Your task is to filter the data below down to the lines holding "oraz".

--------------------------------

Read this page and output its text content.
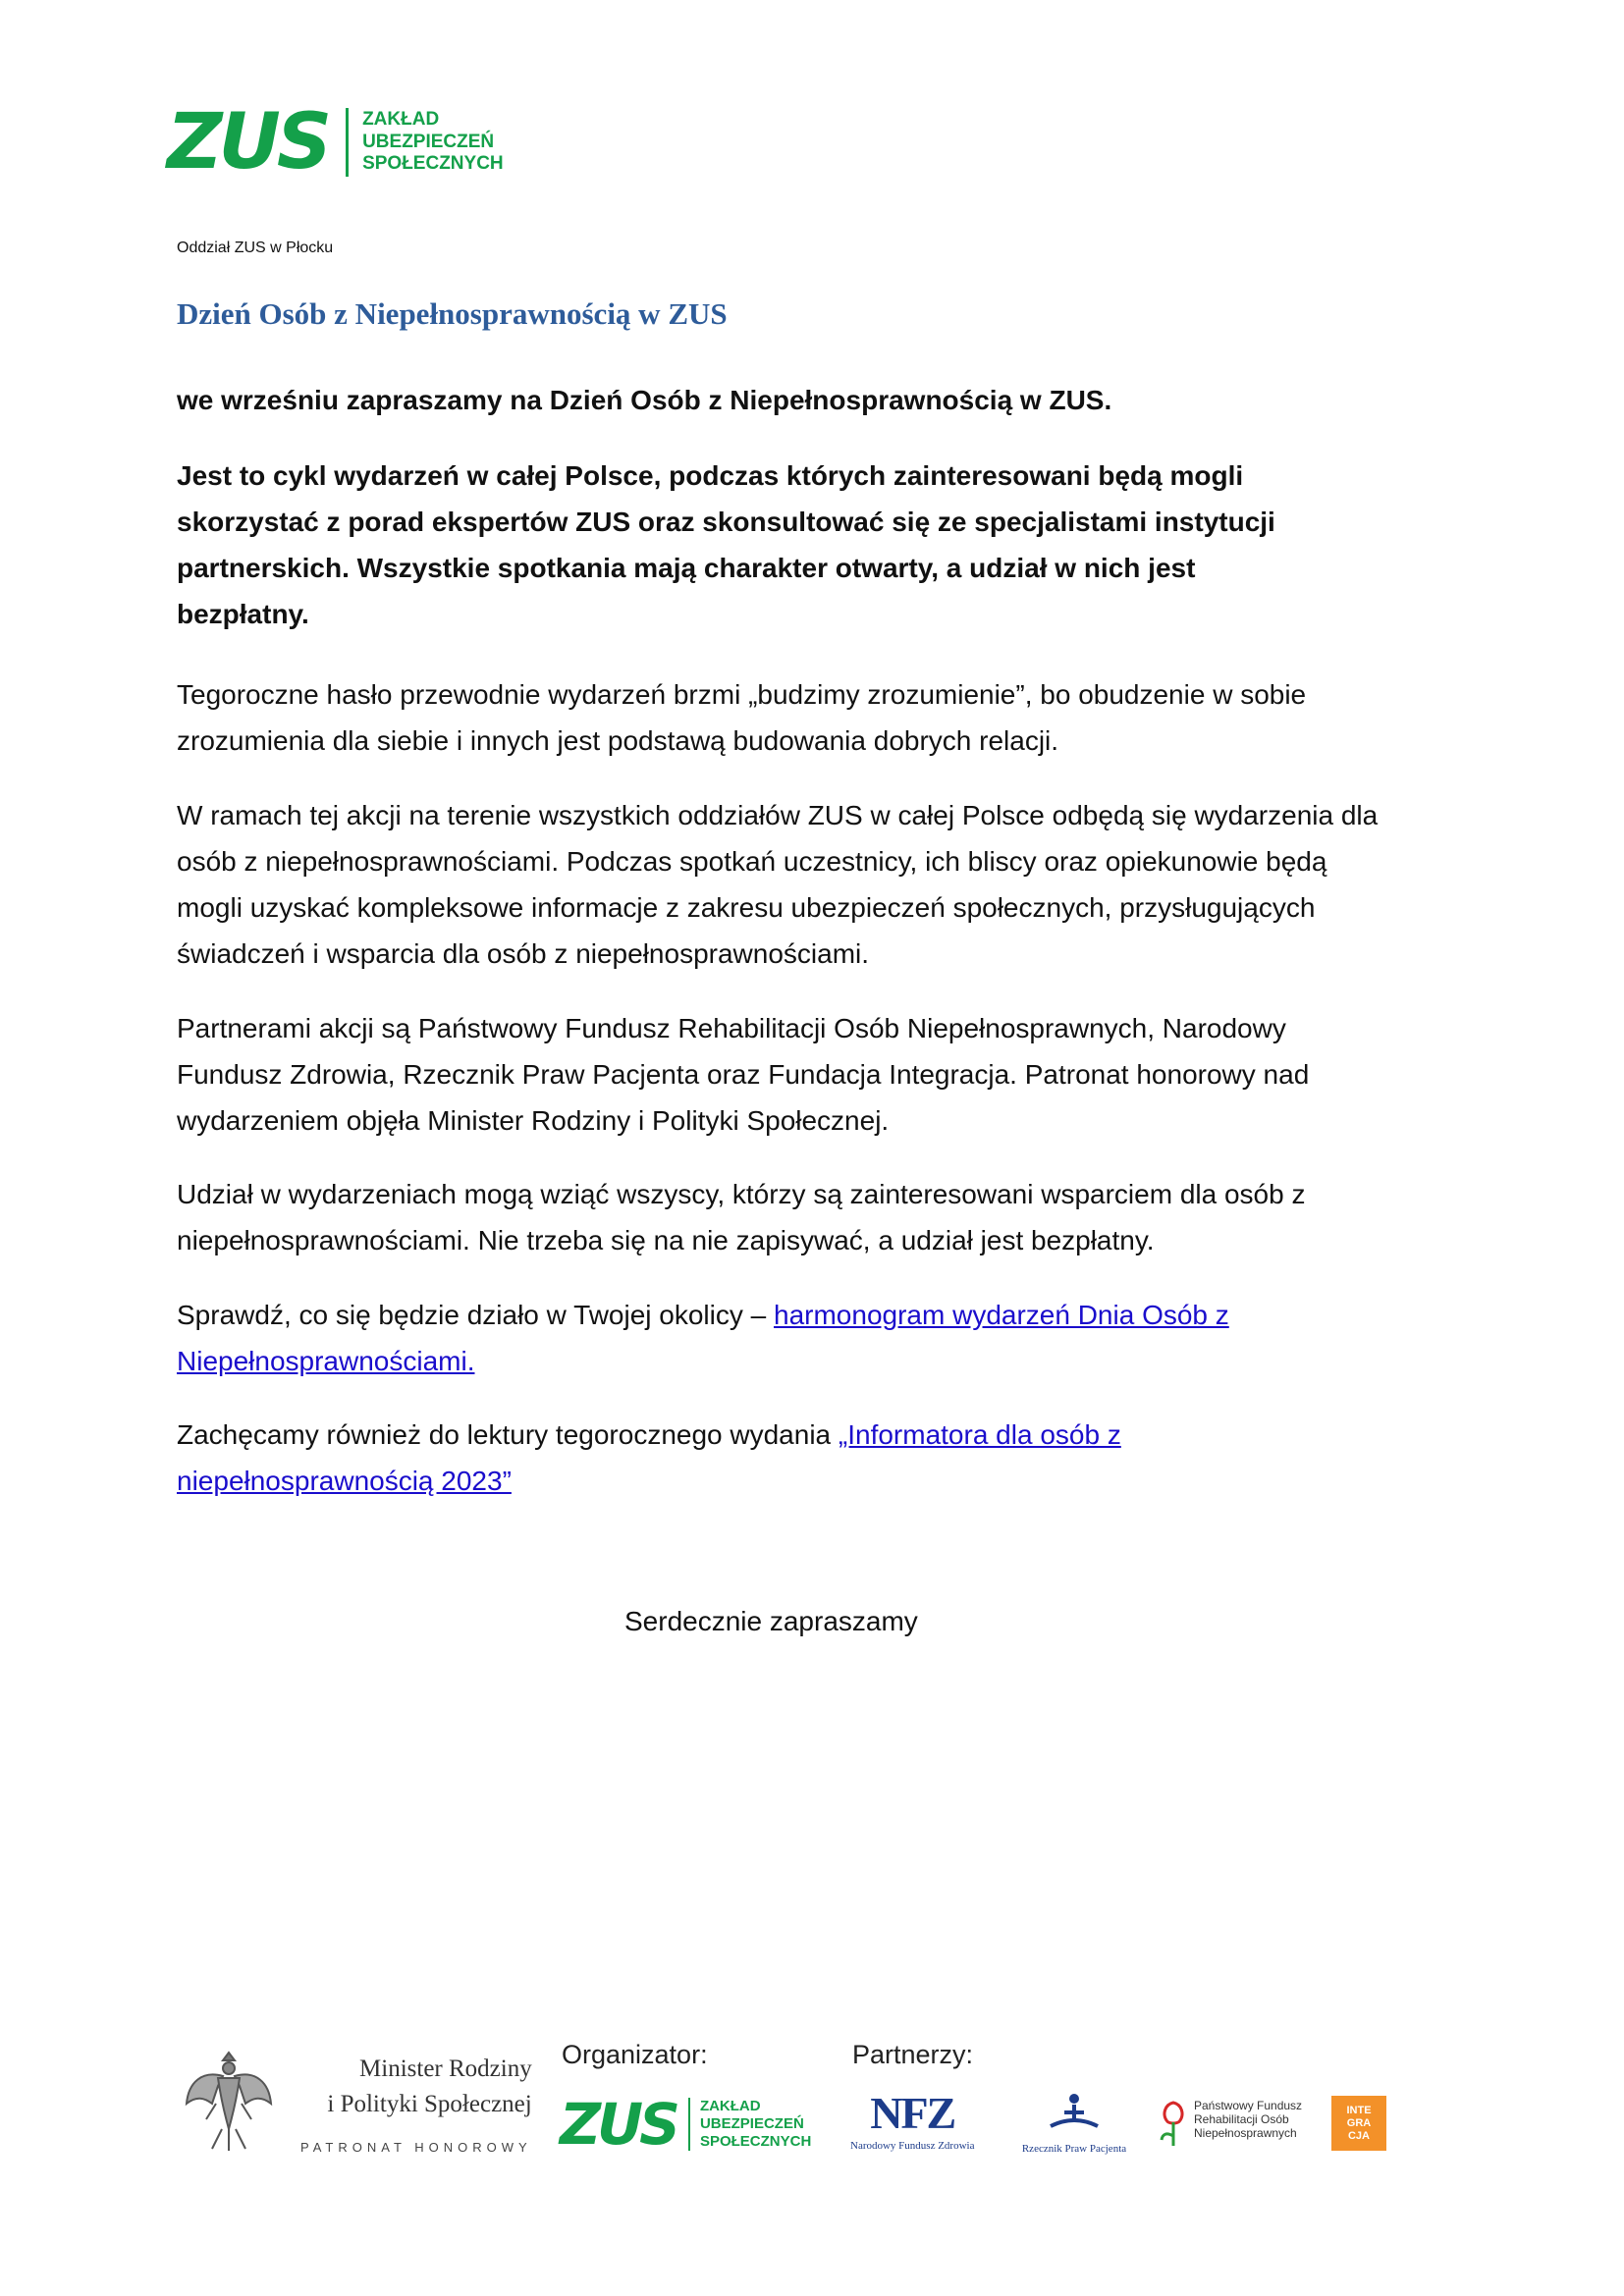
ZUS ZAKŁAD
UBEZPIECZEŃ
SPOŁECZNYCH
Oddział ZUS w Płocku
Dzień Osób z Niepełnosprawnością w ZUS
we wrześniu zapraszamy na Dzień Osób z Niepełnosprawnością w ZUS.
Jest to cykl wydarzeń w całej Polsce, podczas których zainteresowani będą mogli skorzystać z porad ekspertów ZUS oraz skonsultować się ze specjalistami instytucji partnerskich. Wszystkie spotkania mają charakter otwarty, a udział w nich jest bezpłatny.
Tegoroczne hasło przewodnie wydarzeń brzmi „budzimy zrozumienie”, bo obudzenie w sobie zrozumienia dla siebie i innych jest podstawą budowania dobrych relacji.
W ramach tej akcji na terenie wszystkich oddziałów ZUS w całej Polsce odbędą się wydarzenia dla osób z niepełnosprawnościami. Podczas spotkań uczestnicy, ich bliscy oraz opiekunowie będą mogli uzyskać kompleksowe informacje z zakresu ubezpieczeń społecznych, przysługujących świadczeń i wsparcia dla osób z niepełnosprawnościami.
Partnerami akcji są Państwowy Fundusz Rehabilitacji Osób Niepełnosprawnych, Narodowy Fundusz Zdrowia, Rzecznik Praw Pacjenta oraz Fundacja Integracja. Patronat honorowy nad wydarzeniem objęła Minister Rodziny i Polityki Społecznej.
Udział w wydarzeniach mogą wziąć wszyscy, którzy są zainteresowani wsparciem dla osób z niepełnosprawnościami. Nie trzeba się na nie zapisywać, a udział jest bezpłatny.
Sprawdź, co się będzie działo w Twojej okolicy – harmonogram wydarzeń Dnia Osób z Niepełnosprawnościami.
Zachęcamy również do lektury tegorocznego wydania „Informatora dla osób z niepełnosprawnością 2023”
Serdecznie zapraszamy
Minister Rodziny
i Polityki Społecznej
PATRONAT HONOROWY
Organizator:
ZUS ZAKŁAD
UBEZPIECZEŃ
SPOŁECZNYCH
Partnerzy:
NFZ
Narodowy Fundusz Zdrowia	Rzecznik Praw Pacjenta
Państwowy Fundusz
Rehabilitacji Osób
Niepełnosprawnych
INTE
GRA
CJA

--------------------------------

> [FULL RESPONSE]:
Jest to cykl wydarzeń w całej Polsce, podczas których zainteresowani będą mogli skorzystać z porad ekspertów ZUS oraz skonsultować się ze specjalistami instytucji partnerskich. Wszystkie spotkania mają charakter otwarty, a udział w nich jest bezpłatny.
W ramach tej akcji na terenie wszystkich oddziałów ZUS w całej Polsce odbędą się wydarzenia dla osób z niepełnosprawnościami. Podczas spotkań uczestnicy, ich bliscy oraz opiekunowie będą mogli uzyskać kompleksowe informacje z zakresu ubezpieczeń społecznych, przysługujących świadczeń i wsparcia dla osób z niepełnosprawnościami.
Partnerami akcji są Państwowy Fundusz Rehabilitacji Osób Niepełnosprawnych, Narodowy Fundusz Zdrowia, Rzecznik Praw Pacjenta oraz Fundacja Integracja. Patronat honorowy nad wydarzeniem objęła Minister Rodziny i Polityki Społecznej.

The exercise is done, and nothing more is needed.